__Problem to work on__. Find the lines of data that contain the string "handle", then list them.

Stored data

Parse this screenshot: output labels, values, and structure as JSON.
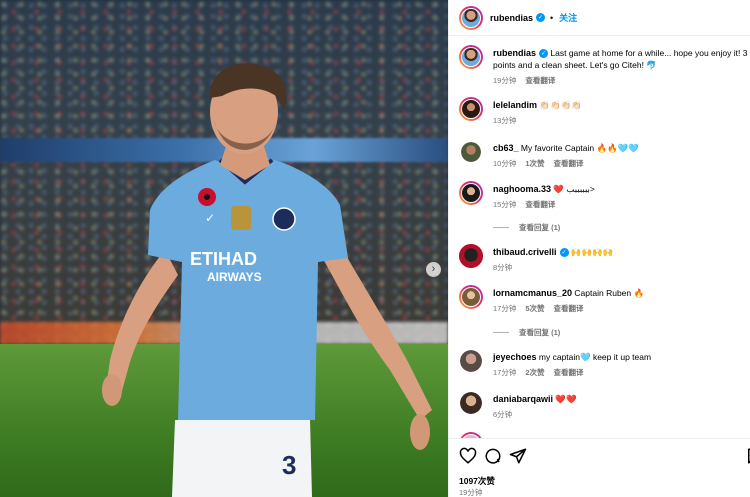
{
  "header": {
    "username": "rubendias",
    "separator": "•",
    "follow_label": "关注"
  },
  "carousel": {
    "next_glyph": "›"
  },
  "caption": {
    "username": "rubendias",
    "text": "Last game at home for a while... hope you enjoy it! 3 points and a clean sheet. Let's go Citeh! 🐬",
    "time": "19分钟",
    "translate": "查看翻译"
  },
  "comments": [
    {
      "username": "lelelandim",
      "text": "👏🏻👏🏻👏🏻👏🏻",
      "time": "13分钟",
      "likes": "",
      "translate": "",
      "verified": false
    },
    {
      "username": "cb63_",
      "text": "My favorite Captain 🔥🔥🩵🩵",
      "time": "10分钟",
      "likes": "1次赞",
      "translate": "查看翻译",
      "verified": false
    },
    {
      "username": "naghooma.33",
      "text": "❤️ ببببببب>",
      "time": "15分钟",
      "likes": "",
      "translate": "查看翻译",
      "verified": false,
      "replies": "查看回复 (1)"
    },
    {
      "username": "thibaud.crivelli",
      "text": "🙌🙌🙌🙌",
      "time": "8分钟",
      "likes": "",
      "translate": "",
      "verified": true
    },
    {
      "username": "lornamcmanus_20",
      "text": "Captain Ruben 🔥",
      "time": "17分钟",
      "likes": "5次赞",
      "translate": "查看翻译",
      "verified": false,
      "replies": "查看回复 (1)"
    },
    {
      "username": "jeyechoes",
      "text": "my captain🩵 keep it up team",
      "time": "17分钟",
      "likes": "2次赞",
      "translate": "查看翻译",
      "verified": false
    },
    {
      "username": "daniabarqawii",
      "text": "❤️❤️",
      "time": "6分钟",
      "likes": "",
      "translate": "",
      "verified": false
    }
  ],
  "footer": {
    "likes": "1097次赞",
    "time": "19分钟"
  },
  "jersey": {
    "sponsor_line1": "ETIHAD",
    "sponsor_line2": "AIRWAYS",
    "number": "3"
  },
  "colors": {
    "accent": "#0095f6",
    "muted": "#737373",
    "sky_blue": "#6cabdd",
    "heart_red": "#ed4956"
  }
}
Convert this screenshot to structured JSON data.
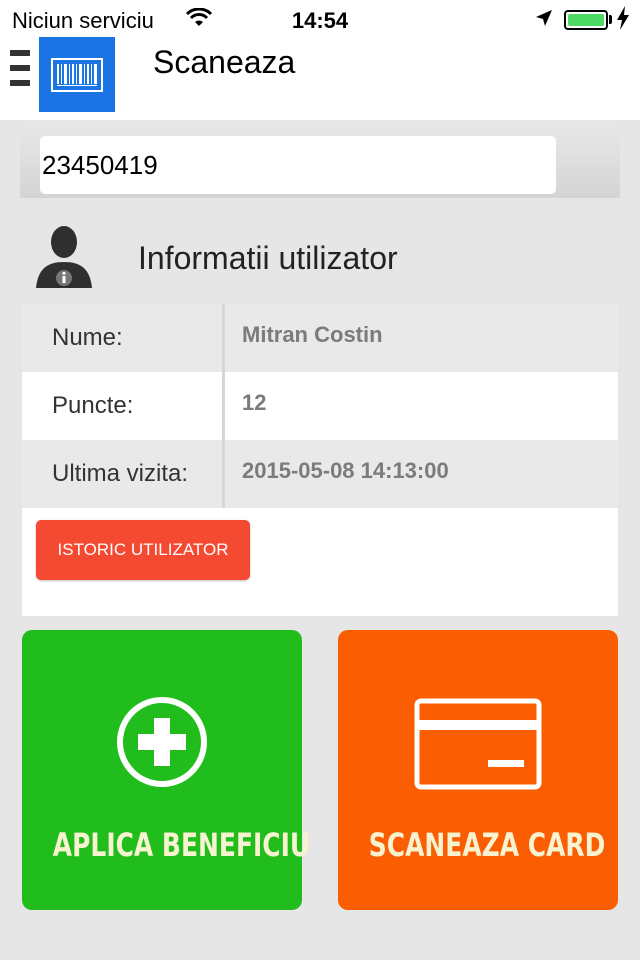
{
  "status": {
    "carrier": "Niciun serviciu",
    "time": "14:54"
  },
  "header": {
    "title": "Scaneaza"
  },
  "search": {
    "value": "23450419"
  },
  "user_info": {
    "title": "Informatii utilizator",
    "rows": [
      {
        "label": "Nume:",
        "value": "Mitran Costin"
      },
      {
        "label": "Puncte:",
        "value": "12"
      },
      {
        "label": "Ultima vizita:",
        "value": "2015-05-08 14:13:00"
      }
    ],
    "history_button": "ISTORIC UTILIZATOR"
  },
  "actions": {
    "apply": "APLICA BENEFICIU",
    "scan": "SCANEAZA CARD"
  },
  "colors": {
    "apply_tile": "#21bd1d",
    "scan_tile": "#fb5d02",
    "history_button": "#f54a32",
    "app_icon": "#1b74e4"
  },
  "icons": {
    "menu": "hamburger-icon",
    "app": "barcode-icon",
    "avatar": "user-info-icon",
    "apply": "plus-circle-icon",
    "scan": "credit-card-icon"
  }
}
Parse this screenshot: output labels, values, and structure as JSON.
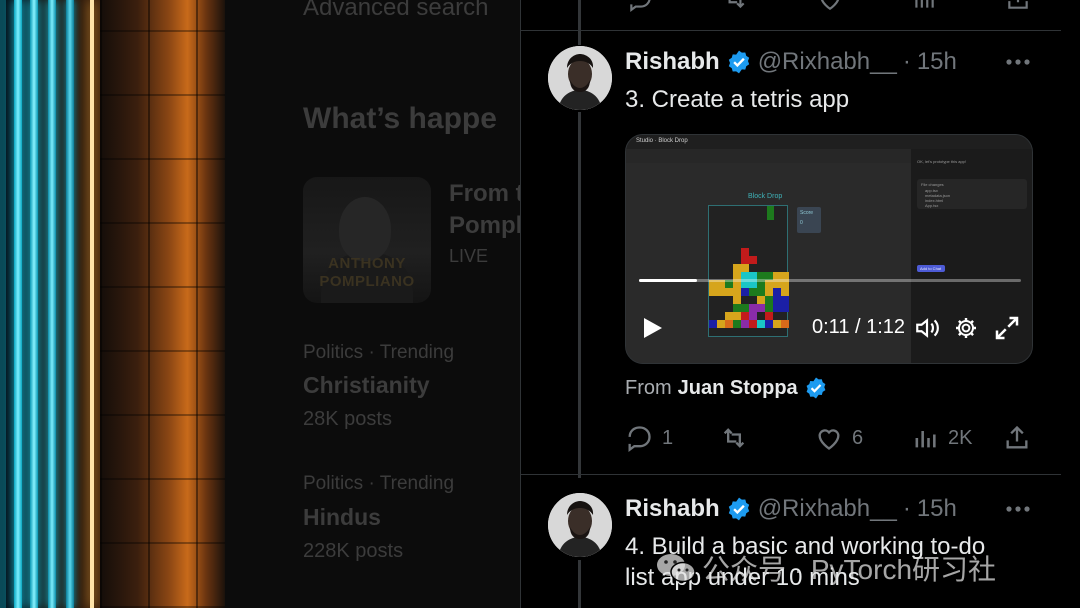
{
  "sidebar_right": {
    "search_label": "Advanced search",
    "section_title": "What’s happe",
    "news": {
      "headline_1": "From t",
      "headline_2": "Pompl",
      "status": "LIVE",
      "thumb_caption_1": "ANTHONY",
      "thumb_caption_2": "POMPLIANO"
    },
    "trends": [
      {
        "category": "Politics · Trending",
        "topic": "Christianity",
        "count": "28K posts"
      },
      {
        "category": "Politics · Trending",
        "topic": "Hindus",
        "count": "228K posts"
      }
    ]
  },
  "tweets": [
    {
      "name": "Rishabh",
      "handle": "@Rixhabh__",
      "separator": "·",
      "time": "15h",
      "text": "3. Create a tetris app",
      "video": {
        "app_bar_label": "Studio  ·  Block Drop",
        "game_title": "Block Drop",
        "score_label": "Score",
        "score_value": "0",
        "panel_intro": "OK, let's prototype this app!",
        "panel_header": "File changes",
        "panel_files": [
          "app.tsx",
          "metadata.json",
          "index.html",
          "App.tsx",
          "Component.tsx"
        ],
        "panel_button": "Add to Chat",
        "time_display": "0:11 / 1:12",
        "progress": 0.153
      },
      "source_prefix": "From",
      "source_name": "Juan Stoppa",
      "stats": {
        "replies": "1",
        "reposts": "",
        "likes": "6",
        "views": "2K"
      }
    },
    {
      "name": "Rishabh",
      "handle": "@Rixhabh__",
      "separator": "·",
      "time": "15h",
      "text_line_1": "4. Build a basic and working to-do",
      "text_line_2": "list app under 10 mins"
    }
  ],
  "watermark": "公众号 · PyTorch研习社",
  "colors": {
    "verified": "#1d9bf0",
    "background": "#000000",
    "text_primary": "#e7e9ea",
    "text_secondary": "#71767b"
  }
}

* * *

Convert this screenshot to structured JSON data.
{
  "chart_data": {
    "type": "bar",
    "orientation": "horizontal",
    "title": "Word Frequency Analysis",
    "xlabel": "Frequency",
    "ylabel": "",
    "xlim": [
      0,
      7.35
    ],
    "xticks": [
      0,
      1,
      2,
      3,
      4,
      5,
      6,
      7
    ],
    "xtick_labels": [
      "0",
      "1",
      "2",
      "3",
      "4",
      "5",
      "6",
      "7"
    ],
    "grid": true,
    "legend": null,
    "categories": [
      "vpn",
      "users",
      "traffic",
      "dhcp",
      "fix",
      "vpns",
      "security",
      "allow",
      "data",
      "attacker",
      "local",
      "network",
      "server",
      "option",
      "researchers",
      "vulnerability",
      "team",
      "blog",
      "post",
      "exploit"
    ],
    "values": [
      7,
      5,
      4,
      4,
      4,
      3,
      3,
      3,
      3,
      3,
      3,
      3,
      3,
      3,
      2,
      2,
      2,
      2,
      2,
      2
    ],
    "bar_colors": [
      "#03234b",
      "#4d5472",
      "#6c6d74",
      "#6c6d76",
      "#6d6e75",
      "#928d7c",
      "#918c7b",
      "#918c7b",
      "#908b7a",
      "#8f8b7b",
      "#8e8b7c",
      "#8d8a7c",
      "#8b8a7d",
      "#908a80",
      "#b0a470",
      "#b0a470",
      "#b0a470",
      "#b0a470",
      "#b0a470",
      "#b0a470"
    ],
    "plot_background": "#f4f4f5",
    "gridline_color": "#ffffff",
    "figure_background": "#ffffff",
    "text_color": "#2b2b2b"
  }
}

---

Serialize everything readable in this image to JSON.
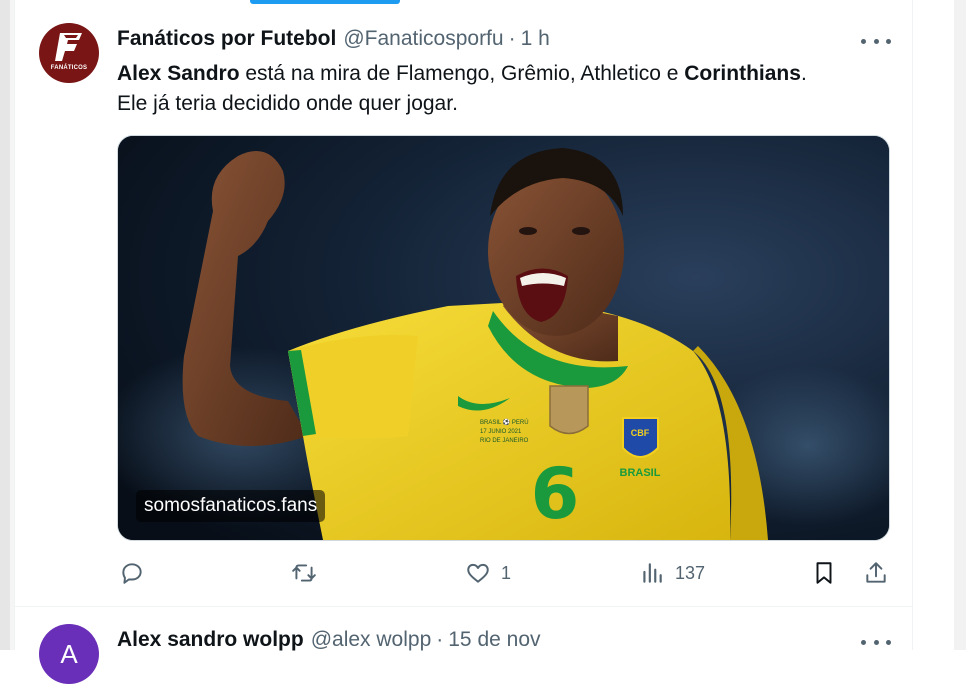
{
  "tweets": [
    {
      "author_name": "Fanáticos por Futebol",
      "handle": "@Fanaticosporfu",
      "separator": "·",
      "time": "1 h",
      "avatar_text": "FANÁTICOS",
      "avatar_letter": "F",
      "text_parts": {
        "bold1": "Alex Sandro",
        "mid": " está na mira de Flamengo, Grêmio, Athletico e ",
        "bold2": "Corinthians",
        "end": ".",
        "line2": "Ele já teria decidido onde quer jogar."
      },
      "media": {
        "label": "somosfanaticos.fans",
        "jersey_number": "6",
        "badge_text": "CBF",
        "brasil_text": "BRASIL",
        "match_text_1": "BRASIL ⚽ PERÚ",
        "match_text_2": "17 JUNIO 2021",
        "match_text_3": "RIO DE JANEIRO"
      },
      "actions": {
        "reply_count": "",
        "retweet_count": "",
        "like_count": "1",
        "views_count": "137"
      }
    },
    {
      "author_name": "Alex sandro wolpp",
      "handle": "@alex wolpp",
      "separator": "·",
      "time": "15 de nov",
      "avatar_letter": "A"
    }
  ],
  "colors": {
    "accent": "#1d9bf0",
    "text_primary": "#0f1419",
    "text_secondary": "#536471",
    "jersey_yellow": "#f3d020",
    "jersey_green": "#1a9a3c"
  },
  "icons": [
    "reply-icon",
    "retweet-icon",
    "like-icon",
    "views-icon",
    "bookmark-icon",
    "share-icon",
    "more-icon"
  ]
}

__Solution__.
      "handle": "@Rixhabh__",
      "handle": "@Rixhabh__",
      "handle": "@Fanaticosporfu",
      "handle": "@alex wolpp",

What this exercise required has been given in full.